» **DIRECTIONS**:
Extract the complete data exactly as given.

BEGIN THE DATA

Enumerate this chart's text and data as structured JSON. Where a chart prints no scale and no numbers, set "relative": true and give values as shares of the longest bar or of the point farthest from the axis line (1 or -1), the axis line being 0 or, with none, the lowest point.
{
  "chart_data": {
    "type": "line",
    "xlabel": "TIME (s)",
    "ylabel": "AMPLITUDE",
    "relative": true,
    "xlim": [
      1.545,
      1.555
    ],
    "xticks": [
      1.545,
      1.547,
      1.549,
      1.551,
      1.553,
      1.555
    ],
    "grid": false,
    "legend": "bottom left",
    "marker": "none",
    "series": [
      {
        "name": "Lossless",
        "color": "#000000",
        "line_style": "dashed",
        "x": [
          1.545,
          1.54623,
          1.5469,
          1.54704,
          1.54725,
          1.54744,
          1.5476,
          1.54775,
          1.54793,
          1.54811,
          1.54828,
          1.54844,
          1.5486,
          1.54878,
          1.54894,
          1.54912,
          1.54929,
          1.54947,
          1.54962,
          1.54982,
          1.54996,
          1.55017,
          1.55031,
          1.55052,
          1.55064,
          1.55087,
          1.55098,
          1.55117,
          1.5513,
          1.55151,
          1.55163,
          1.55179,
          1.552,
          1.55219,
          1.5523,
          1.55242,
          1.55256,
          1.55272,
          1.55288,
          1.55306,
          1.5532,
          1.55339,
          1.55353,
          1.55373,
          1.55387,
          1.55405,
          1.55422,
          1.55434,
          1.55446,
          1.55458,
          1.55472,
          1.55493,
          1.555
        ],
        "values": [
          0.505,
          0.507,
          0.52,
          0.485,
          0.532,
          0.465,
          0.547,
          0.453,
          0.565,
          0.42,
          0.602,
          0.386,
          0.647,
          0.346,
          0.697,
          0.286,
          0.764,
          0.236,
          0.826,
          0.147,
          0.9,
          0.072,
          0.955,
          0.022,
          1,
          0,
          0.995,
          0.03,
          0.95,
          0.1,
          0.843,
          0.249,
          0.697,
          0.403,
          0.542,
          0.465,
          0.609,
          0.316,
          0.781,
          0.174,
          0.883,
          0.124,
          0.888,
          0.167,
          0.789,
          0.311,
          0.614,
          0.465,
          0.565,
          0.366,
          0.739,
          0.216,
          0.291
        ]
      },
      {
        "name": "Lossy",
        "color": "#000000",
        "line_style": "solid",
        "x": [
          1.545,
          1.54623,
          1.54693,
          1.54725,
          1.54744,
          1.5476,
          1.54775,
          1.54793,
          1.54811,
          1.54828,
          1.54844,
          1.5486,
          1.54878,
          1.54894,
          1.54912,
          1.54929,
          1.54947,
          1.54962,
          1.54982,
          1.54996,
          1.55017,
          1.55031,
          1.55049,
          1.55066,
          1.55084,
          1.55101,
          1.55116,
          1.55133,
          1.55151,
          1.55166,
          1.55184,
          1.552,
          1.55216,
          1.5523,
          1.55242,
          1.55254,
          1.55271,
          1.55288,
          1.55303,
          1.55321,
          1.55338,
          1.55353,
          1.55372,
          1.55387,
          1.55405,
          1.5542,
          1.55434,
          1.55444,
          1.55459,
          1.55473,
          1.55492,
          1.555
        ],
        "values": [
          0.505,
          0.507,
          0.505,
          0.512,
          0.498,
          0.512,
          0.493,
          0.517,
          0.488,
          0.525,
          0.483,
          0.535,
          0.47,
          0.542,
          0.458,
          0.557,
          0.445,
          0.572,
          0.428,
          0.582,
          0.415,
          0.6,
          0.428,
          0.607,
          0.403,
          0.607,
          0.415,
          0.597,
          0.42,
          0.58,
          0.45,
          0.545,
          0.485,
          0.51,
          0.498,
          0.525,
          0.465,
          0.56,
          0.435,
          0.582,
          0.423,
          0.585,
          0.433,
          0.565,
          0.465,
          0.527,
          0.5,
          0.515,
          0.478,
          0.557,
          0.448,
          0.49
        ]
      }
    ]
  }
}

END THE DATA

» **ANSWER FOR THE TASK**:
Enumerate this chart's text and data as structured JSON. Where a chart prints no scale and no numbers, set "relative": true and give values as shares of the longest bar or of the point farthest from the axis line (1 or -1), the axis line being 0 or, with none, the lowest point.
{
  "chart_data": {
    "type": "line",
    "xlabel": "TIME (s)",
    "ylabel": "AMPLITUDE",
    "relative": true,
    "xlim": [
      1.545,
      1.555
    ],
    "xticks": [
      1.545,
      1.547,
      1.549,
      1.551,
      1.553,
      1.555
    ],
    "grid": false,
    "legend": "bottom left",
    "marker": "none",
    "series": [
      {
        "name": "Lossless",
        "color": "#000000",
        "line_style": "dashed",
        "x": [
          1.545,
          1.54623,
          1.5469,
          1.54704,
          1.54725,
          1.54744,
          1.5476,
          1.54775,
          1.54793,
          1.54811,
          1.54828,
          1.54844,
          1.5486,
          1.54878,
          1.54894,
          1.54912,
          1.54929,
          1.54947,
          1.54962,
          1.54982,
          1.54996,
          1.55017,
          1.55031,
          1.55052,
          1.55064,
          1.55087,
          1.55098,
          1.55117,
          1.5513,
          1.55151,
          1.55163,
          1.55179,
          1.552,
          1.55219,
          1.5523,
          1.55242,
          1.55256,
          1.55272,
          1.55288,
          1.55306,
          1.5532,
          1.55339,
          1.55353,
          1.55373,
          1.55387,
          1.55405,
          1.55422,
          1.55434,
          1.55446,
          1.55458,
          1.55472,
          1.55493,
          1.555
        ],
        "values": [
          0.505,
          0.507,
          0.52,
          0.485,
          0.532,
          0.465,
          0.547,
          0.453,
          0.565,
          0.42,
          0.602,
          0.386,
          0.647,
          0.346,
          0.697,
          0.286,
          0.764,
          0.236,
          0.826,
          0.147,
          0.9,
          0.072,
          0.955,
          0.022,
          1,
          0,
          0.995,
          0.03,
          0.95,
          0.1,
          0.843,
          0.249,
          0.697,
          0.403,
          0.542,
          0.465,
          0.609,
          0.316,
          0.781,
          0.174,
          0.883,
          0.124,
          0.888,
          0.167,
          0.789,
          0.311,
          0.614,
          0.465,
          0.565,
          0.366,
          0.739,
          0.216,
          0.291
        ]
      },
      {
        "name": "Lossy",
        "color": "#000000",
        "line_style": "solid",
        "x": [
          1.545,
          1.54623,
          1.54693,
          1.54725,
          1.54744,
          1.5476,
          1.54775,
          1.54793,
          1.54811,
          1.54828,
          1.54844,
          1.5486,
          1.54878,
          1.54894,
          1.54912,
          1.54929,
          1.54947,
          1.54962,
          1.54982,
          1.54996,
          1.55017,
          1.55031,
          1.55049,
          1.55066,
          1.55084,
          1.55101,
          1.55116,
          1.55133,
          1.55151,
          1.55166,
          1.55184,
          1.552,
          1.55216,
          1.5523,
          1.55242,
          1.55254,
          1.55271,
          1.55288,
          1.55303,
          1.55321,
          1.55338,
          1.55353,
          1.55372,
          1.55387,
          1.55405,
          1.5542,
          1.55434,
          1.55444,
          1.55459,
          1.55473,
          1.55492,
          1.555
        ],
        "values": [
          0.505,
          0.507,
          0.505,
          0.512,
          0.498,
          0.512,
          0.493,
          0.517,
          0.488,
          0.525,
          0.483,
          0.535,
          0.47,
          0.542,
          0.458,
          0.557,
          0.445,
          0.572,
          0.428,
          0.582,
          0.415,
          0.6,
          0.428,
          0.607,
          0.403,
          0.607,
          0.415,
          0.597,
          0.42,
          0.58,
          0.45,
          0.545,
          0.485,
          0.51,
          0.498,
          0.525,
          0.465,
          0.56,
          0.435,
          0.582,
          0.423,
          0.585,
          0.433,
          0.565,
          0.465,
          0.527,
          0.5,
          0.515,
          0.478,
          0.557,
          0.448,
          0.49
        ]
      }
    ]
  }
}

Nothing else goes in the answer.